Problem to solve ▸
Please transcribe the listing below in full and word for word, without its pictures.

- - - - - - -

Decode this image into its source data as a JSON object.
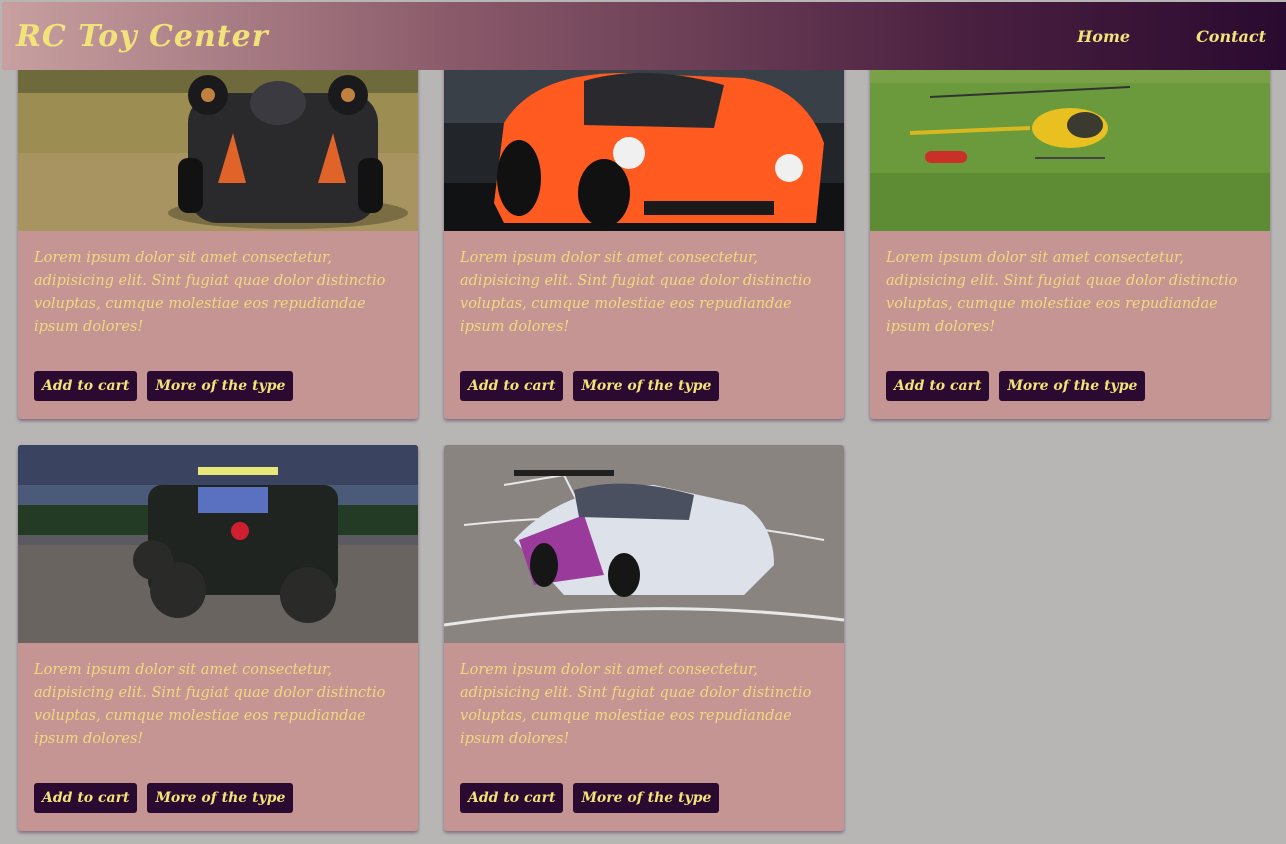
{
  "header": {
    "brand": "RC Toy Center",
    "nav": [
      "Home",
      "Contact"
    ]
  },
  "cards": [
    {
      "image": "rc buggy on grass",
      "text": "Lorem ipsum dolor sit amet consectetur, adipisicing elit. Sint fugiat quae dolor distinctio voluptas, cumque molestiae eos repudiandae ipsum dolores!",
      "add_label": "Add to cart",
      "more_label": "More of the type"
    },
    {
      "image": "orange rc sports car",
      "text": "Lorem ipsum dolor sit amet consectetur, adipisicing elit. Sint fugiat quae dolor distinctio voluptas, cumque molestiae eos repudiandae ipsum dolores!",
      "add_label": "Add to cart",
      "more_label": "More of the type"
    },
    {
      "image": "rc helicopter on field",
      "text": "Lorem ipsum dolor sit amet consectetur, adipisicing elit. Sint fugiat quae dolor distinctio voluptas, cumque molestiae eos repudiandae ipsum dolores!",
      "add_label": "Add to cart",
      "more_label": "More of the type"
    },
    {
      "image": "rc rock crawler at dusk",
      "text": "Lorem ipsum dolor sit amet consectetur, adipisicing elit. Sint fugiat quae dolor distinctio voluptas, cumque molestiae eos repudiandae ipsum dolores!",
      "add_label": "Add to cart",
      "more_label": "More of the type"
    },
    {
      "image": "rc drift car on asphalt",
      "text": "Lorem ipsum dolor sit amet consectetur, adipisicing elit. Sint fugiat quae dolor distinctio voluptas, cumque molestiae eos repudiandae ipsum dolores!",
      "add_label": "Add to cart",
      "more_label": "More of the type"
    }
  ],
  "colors": {
    "background": "#b7b6b5",
    "card": "#c49592",
    "accent_text": "#f2e27a",
    "button": "#2a0a30"
  }
}
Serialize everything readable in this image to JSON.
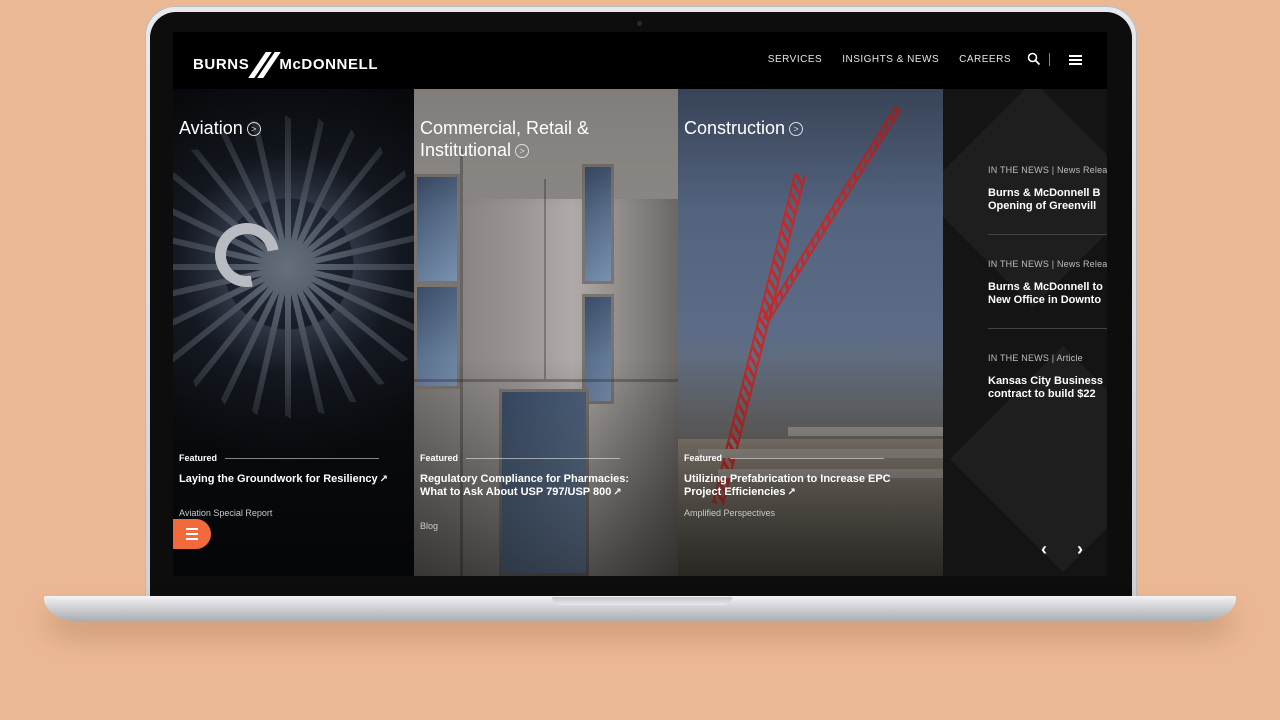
{
  "nav": {
    "logo_left": "BURNS",
    "logo_right": "McDONNELL",
    "links": [
      "SERVICES",
      "INSIGHTS & NEWS",
      "CAREERS"
    ]
  },
  "panels": [
    {
      "title": "Aviation",
      "featured_label": "Featured",
      "featured_title": "Laying the Groundwork for Resiliency",
      "source": "Aviation Special Report"
    },
    {
      "title": "Commercial, Retail & Institutional",
      "featured_label": "Featured",
      "featured_title": "Regulatory Compliance for Pharmacies: What to Ask About USP 797/USP 800",
      "source": "Blog"
    },
    {
      "title": "Construction",
      "featured_label": "Featured",
      "featured_title": "Utilizing Prefabrication to Increase EPC Project Efficiencies",
      "source": "Amplified Perspectives"
    }
  ],
  "news": [
    {
      "meta": "IN THE NEWS | News Relea",
      "title_l1": "Burns & McDonnell B",
      "title_l2": "Opening of Greenvill"
    },
    {
      "meta": "IN THE NEWS | News Relea",
      "title_l1": "Burns & McDonnell to",
      "title_l2": "New Office in Downto"
    },
    {
      "meta": "IN THE NEWS | Article",
      "title_l1": "Kansas City Business",
      "title_l2": "contract to build $22"
    }
  ],
  "colors": {
    "accent": "#f06a3c",
    "crane": "#c22a2a",
    "nav_bg": "#000000"
  }
}
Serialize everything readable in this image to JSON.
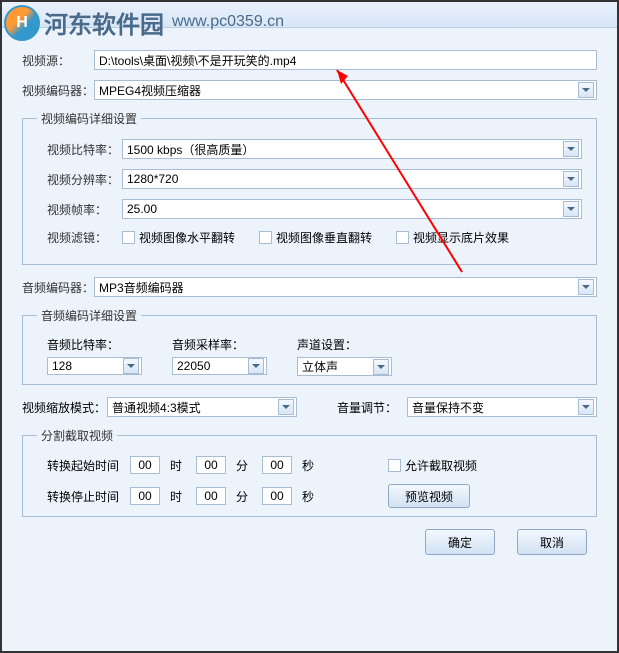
{
  "watermark": {
    "text": "河东软件园",
    "url": "www.pc0359.cn"
  },
  "source": {
    "label": "视频源：",
    "value": "D:\\tools\\桌面\\视频\\不是开玩笑的.mp4"
  },
  "videoEncoder": {
    "label": "视频编码器：",
    "value": "MPEG4视频压缩器"
  },
  "videoDetail": {
    "legend": "视频编码详细设置",
    "bitrate": {
      "label": "视频比特率：",
      "value": "1500 kbps（很高质量）"
    },
    "resolution": {
      "label": "视频分辨率：",
      "value": "1280*720"
    },
    "fps": {
      "label": "视频帧率：",
      "value": "25.00"
    },
    "filter": {
      "label": "视频滤镜：",
      "hflip": "视频图像水平翻转",
      "vflip": "视频图像垂直翻转",
      "negative": "视频显示底片效果"
    }
  },
  "audioEncoder": {
    "label": "音频编码器：",
    "value": "MP3音频编码器"
  },
  "audioDetail": {
    "legend": "音频编码详细设置",
    "bitrate": {
      "label": "音频比特率：",
      "value": "128"
    },
    "samplerate": {
      "label": "音频采样率：",
      "value": "22050"
    },
    "channel": {
      "label": "声道设置：",
      "value": "立体声"
    }
  },
  "scale": {
    "label": "视频缩放模式：",
    "value": "普通视频4:3模式"
  },
  "volume": {
    "label": "音量调节：",
    "value": "音量保持不变"
  },
  "split": {
    "legend": "分割截取视频",
    "startLabel": "转换起始时间",
    "stopLabel": "转换停止时间",
    "h": "时",
    "m": "分",
    "s": "秒",
    "hh": "00",
    "mm": "00",
    "ss": "00",
    "allowLabel": "允许截取视频",
    "previewBtn": "预览视频"
  },
  "buttons": {
    "ok": "确定",
    "cancel": "取消"
  }
}
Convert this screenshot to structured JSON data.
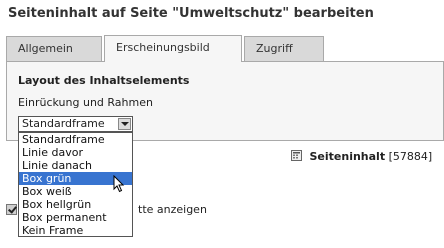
{
  "page": {
    "title": "Seiteninhalt auf Seite \"Umweltschutz\" bearbeiten"
  },
  "tabs": [
    {
      "label": "Allgemein"
    },
    {
      "label": "Erscheinungsbild",
      "active": true
    },
    {
      "label": "Zugriff"
    }
  ],
  "panel": {
    "section_heading": "Layout des Inhaltselements",
    "field_label": "Einrückung und Rahmen",
    "select_value": "Standardframe",
    "options": [
      "Standardframe",
      "Linie davor",
      "Linie danach",
      "Box grün",
      "Box weiß",
      "Box hellgrün",
      "Box permanent",
      "Kein Frame"
    ],
    "highlighted_option": "Box grün"
  },
  "reference": {
    "icon": "content-element-icon",
    "text": "Seiteninhalt",
    "id": "[57884]"
  },
  "checkbox": {
    "label_visible": "tte anzeigen",
    "checked": true
  },
  "colors": {
    "highlight": "#3874d0",
    "tab_bg": "#d9d9d9",
    "panel_bg": "#f6f6f6"
  }
}
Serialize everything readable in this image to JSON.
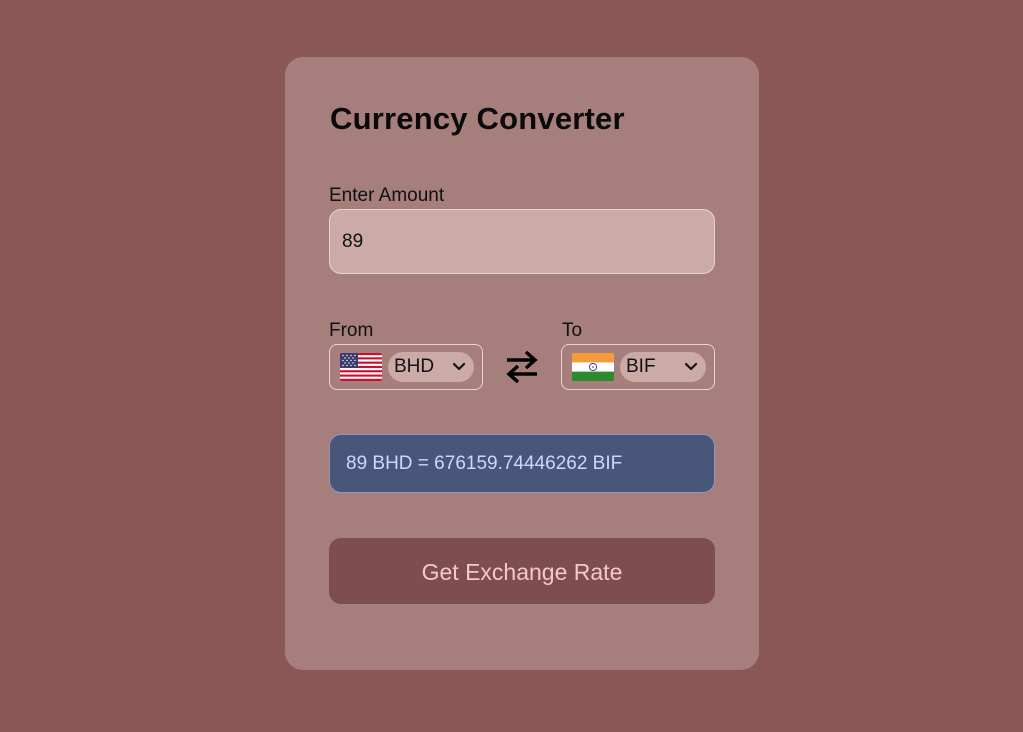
{
  "app": {
    "title": "Currency Converter"
  },
  "amount": {
    "label": "Enter Amount",
    "value": "89"
  },
  "from": {
    "label": "From",
    "currency": "BHD",
    "flag_icon": "us-flag-icon"
  },
  "to": {
    "label": "To",
    "currency": "BIF",
    "flag_icon": "india-flag-icon"
  },
  "result": {
    "text": "89 BHD = 676159.74446262 BIF"
  },
  "button": {
    "label": "Get Exchange Rate"
  },
  "colors": {
    "page_background": "#8b5656",
    "card_background": "#a67e7c",
    "result_background": "#48567a",
    "button_background": "#7e4e4e"
  }
}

- - - - - - -

Answer to this task ▸
Decode this image into its source data as a JSON object.
{
  "header": {
    "brand": "RC Toy Center",
    "nav": [
      "Home",
      "Contact"
    ]
  },
  "cards": [
    {
      "image": "rc buggy on grass",
      "text": "Lorem ipsum dolor sit amet consectetur, adipisicing elit. Sint fugiat quae dolor distinctio voluptas, cumque molestiae eos repudiandae ipsum dolores!",
      "add_label": "Add to cart",
      "more_label": "More of the type"
    },
    {
      "image": "orange rc sports car",
      "text": "Lorem ipsum dolor sit amet consectetur, adipisicing elit. Sint fugiat quae dolor distinctio voluptas, cumque molestiae eos repudiandae ipsum dolores!",
      "add_label": "Add to cart",
      "more_label": "More of the type"
    },
    {
      "image": "rc helicopter on field",
      "text": "Lorem ipsum dolor sit amet consectetur, adipisicing elit. Sint fugiat quae dolor distinctio voluptas, cumque molestiae eos repudiandae ipsum dolores!",
      "add_label": "Add to cart",
      "more_label": "More of the type"
    },
    {
      "image": "rc rock crawler at dusk",
      "text": "Lorem ipsum dolor sit amet consectetur, adipisicing elit. Sint fugiat quae dolor distinctio voluptas, cumque molestiae eos repudiandae ipsum dolores!",
      "add_label": "Add to cart",
      "more_label": "More of the type"
    },
    {
      "image": "rc drift car on asphalt",
      "text": "Lorem ipsum dolor sit amet consectetur, adipisicing elit. Sint fugiat quae dolor distinctio voluptas, cumque molestiae eos repudiandae ipsum dolores!",
      "add_label": "Add to cart",
      "more_label": "More of the type"
    }
  ],
  "colors": {
    "background": "#b7b6b5",
    "card": "#c49592",
    "accent_text": "#f2e27a",
    "button": "#2a0a30"
  }
}
Serialize everything readable in this image to JSON.
{
  "nav": {
    "logo_left": "BURNS",
    "logo_right": "McDONNELL",
    "links": [
      "SERVICES",
      "INSIGHTS & NEWS",
      "CAREERS"
    ]
  },
  "panels": [
    {
      "title": "Aviation",
      "featured_label": "Featured",
      "featured_title": "Laying the Groundwork for Resiliency",
      "source": "Aviation Special Report"
    },
    {
      "title": "Commercial, Retail & Institutional",
      "featured_label": "Featured",
      "featured_title": "Regulatory Compliance for Pharmacies: What to Ask About USP 797/USP 800",
      "source": "Blog"
    },
    {
      "title": "Construction",
      "featured_label": "Featured",
      "featured_title": "Utilizing Prefabrication to Increase EPC Project Efficiencies",
      "source": "Amplified Perspectives"
    }
  ],
  "news": [
    {
      "meta": "IN THE NEWS | News Relea",
      "title_l1": "Burns & McDonnell B",
      "title_l2": "Opening of Greenvill"
    },
    {
      "meta": "IN THE NEWS | News Relea",
      "title_l1": "Burns & McDonnell to",
      "title_l2": "New Office in Downto"
    },
    {
      "meta": "IN THE NEWS | Article",
      "title_l1": "Kansas City Business",
      "title_l2": "contract to build $22"
    }
  ],
  "colors": {
    "accent": "#f06a3c",
    "crane": "#c22a2a",
    "nav_bg": "#000000"
  }
}
Serialize everything readable in this image to JSON.
{
  "watermark": {
    "text": "河东软件园",
    "url": "www.pc0359.cn"
  },
  "source": {
    "label": "视频源：",
    "value": "D:\\tools\\桌面\\视频\\不是开玩笑的.mp4"
  },
  "videoEncoder": {
    "label": "视频编码器：",
    "value": "MPEG4视频压缩器"
  },
  "videoDetail": {
    "legend": "视频编码详细设置",
    "bitrate": {
      "label": "视频比特率：",
      "value": "1500 kbps（很高质量）"
    },
    "resolution": {
      "label": "视频分辨率：",
      "value": "1280*720"
    },
    "fps": {
      "label": "视频帧率：",
      "value": "25.00"
    },
    "filter": {
      "label": "视频滤镜：",
      "hflip": "视频图像水平翻转",
      "vflip": "视频图像垂直翻转",
      "negative": "视频显示底片效果"
    }
  },
  "audioEncoder": {
    "label": "音频编码器：",
    "value": "MP3音频编码器"
  },
  "audioDetail": {
    "legend": "音频编码详细设置",
    "bitrate": {
      "label": "音频比特率：",
      "value": "128"
    },
    "samplerate": {
      "label": "音频采样率：",
      "value": "22050"
    },
    "channel": {
      "label": "声道设置：",
      "value": "立体声"
    }
  },
  "scale": {
    "label": "视频缩放模式：",
    "value": "普通视频4:3模式"
  },
  "volume": {
    "label": "音量调节：",
    "value": "音量保持不变"
  },
  "split": {
    "legend": "分割截取视频",
    "startLabel": "转换起始时间",
    "stopLabel": "转换停止时间",
    "h": "时",
    "m": "分",
    "s": "秒",
    "hh": "00",
    "mm": "00",
    "ss": "00",
    "allowLabel": "允许截取视频",
    "previewBtn": "预览视频"
  },
  "buttons": {
    "ok": "确定",
    "cancel": "取消"
  }
}
Convert this screenshot to structured JSON data.
{
  "page": {
    "title": "Seiteninhalt auf Seite \"Umweltschutz\" bearbeiten"
  },
  "tabs": [
    {
      "label": "Allgemein"
    },
    {
      "label": "Erscheinungsbild",
      "active": true
    },
    {
      "label": "Zugriff"
    }
  ],
  "panel": {
    "section_heading": "Layout des Inhaltselements",
    "field_label": "Einrückung und Rahmen",
    "select_value": "Standardframe",
    "options": [
      "Standardframe",
      "Linie davor",
      "Linie danach",
      "Box grün",
      "Box weiß",
      "Box hellgrün",
      "Box permanent",
      "Kein Frame"
    ],
    "highlighted_option": "Box grün"
  },
  "reference": {
    "icon": "content-element-icon",
    "text": "Seiteninhalt",
    "id": "[57884]"
  },
  "checkbox": {
    "label_visible": "tte anzeigen",
    "checked": true
  },
  "colors": {
    "highlight": "#3874d0",
    "tab_bg": "#d9d9d9",
    "panel_bg": "#f6f6f6"
  }
}
Serialize everything readable in this image to JSON.
{
  "app": {
    "title": "Currency Converter"
  },
  "amount": {
    "label": "Enter Amount",
    "value": "89"
  },
  "from": {
    "label": "From",
    "currency": "BHD",
    "flag_icon": "us-flag-icon"
  },
  "to": {
    "label": "To",
    "currency": "BIF",
    "flag_icon": "india-flag-icon"
  },
  "result": {
    "text": "89 BHD = 676159.74446262 BIF"
  },
  "button": {
    "label": "Get Exchange Rate"
  },
  "colors": {
    "page_background": "#8b5656",
    "card_background": "#a67e7c",
    "result_background": "#48567a",
    "button_background": "#7e4e4e"
  }
}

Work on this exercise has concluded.